Records contained in a dataset:
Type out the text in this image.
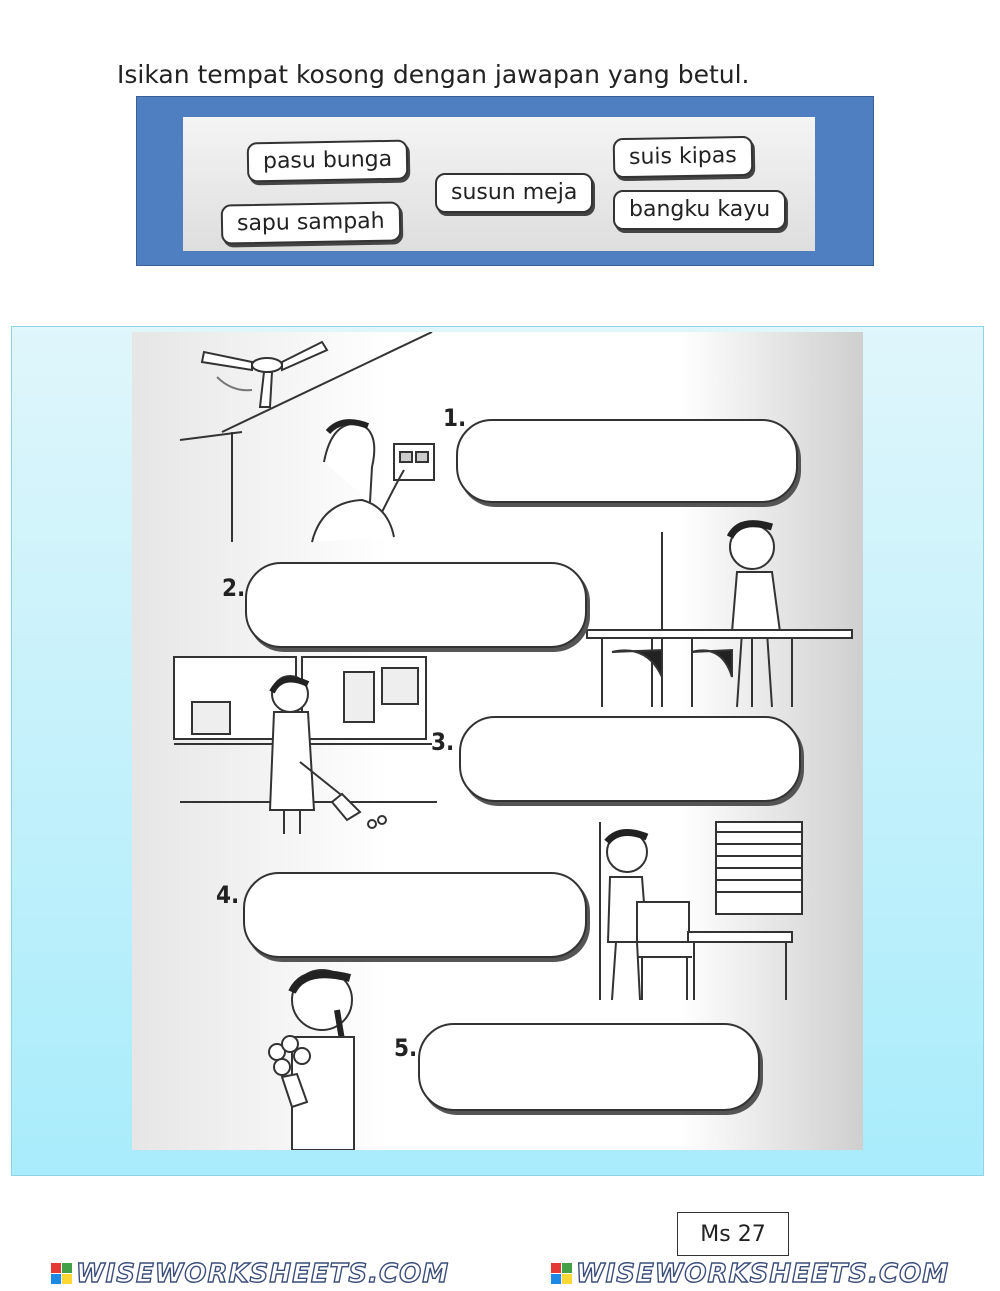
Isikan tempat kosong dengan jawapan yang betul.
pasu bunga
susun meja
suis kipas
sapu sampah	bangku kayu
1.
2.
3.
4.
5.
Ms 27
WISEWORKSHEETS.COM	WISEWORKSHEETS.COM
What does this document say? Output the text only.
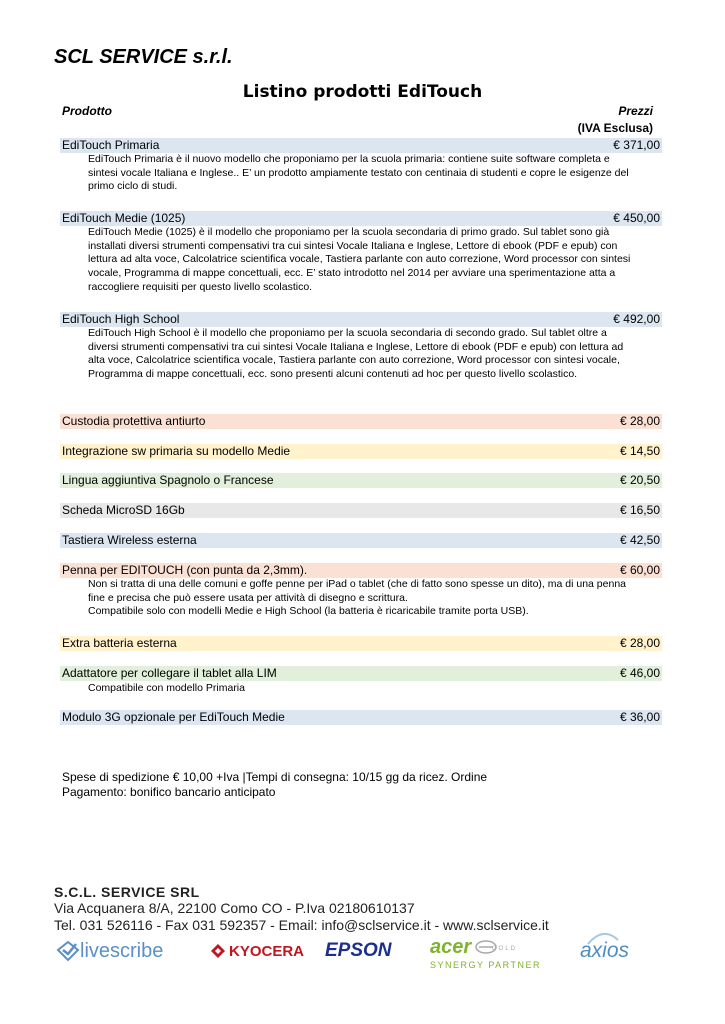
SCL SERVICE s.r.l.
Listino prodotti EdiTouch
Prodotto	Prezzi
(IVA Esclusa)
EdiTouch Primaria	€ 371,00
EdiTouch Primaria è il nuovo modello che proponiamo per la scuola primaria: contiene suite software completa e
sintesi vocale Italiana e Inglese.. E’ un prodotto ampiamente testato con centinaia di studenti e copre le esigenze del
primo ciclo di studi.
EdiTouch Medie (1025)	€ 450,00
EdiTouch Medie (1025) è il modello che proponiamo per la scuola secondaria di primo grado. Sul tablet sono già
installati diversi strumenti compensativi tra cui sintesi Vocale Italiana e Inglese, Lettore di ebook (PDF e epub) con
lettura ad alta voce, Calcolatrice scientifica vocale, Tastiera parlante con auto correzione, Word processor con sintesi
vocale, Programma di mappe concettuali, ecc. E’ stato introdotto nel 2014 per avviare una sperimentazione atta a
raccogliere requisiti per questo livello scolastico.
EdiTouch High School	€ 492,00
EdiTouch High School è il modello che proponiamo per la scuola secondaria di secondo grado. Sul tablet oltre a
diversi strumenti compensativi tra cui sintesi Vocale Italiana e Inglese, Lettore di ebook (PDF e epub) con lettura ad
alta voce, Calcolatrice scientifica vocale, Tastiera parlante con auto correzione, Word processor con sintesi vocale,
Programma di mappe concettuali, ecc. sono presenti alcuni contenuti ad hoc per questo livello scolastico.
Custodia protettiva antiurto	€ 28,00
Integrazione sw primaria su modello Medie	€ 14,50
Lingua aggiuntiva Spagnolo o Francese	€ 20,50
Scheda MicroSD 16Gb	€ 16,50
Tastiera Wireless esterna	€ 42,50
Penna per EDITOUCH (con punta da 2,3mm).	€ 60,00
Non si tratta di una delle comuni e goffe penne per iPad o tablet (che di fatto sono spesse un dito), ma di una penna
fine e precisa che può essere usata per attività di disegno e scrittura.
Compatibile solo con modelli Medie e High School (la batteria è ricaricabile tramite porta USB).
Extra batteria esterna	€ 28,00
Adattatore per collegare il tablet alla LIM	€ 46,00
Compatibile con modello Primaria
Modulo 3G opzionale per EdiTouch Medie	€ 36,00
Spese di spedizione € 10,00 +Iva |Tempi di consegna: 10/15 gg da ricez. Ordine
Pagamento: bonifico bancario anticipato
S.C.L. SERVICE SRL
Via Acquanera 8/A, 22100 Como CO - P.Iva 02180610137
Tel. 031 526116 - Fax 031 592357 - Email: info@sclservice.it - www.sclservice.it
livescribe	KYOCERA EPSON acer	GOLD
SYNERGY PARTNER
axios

* * *

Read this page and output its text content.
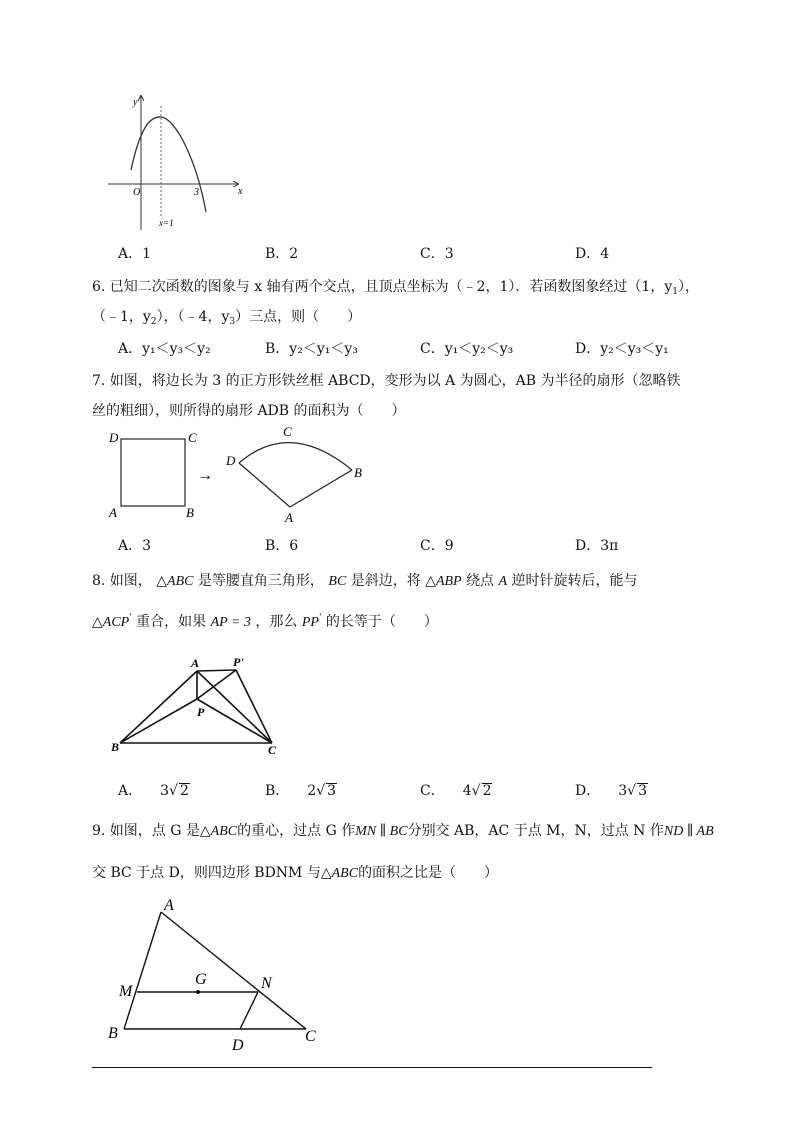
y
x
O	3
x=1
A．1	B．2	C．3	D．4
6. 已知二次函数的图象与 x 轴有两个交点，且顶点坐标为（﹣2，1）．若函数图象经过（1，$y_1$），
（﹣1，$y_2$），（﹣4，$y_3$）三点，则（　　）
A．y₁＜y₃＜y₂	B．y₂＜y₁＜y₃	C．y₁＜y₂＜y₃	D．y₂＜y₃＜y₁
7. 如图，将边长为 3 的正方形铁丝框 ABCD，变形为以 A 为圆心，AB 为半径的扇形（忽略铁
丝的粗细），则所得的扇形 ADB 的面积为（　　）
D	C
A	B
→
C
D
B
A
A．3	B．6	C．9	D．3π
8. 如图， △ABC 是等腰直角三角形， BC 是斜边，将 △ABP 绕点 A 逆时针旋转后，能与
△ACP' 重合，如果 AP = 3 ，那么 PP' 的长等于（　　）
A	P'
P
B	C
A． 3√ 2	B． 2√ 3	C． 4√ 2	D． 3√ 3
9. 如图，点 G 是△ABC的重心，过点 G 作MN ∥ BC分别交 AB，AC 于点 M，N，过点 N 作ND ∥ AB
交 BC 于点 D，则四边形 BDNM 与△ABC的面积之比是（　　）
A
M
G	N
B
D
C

What is needed>
Only lines holding the string "Programma" are wanted; gather each one from the entries above.

Task answer>
vocale, Programma di mappe concettuali, ecc. E’ stato introdotto nel 2014 per avviare una sperimentazione atta a
Programma di mappe concettuali, ecc. sono presenti alcuni contenuti ad hoc per questo livello scolastico.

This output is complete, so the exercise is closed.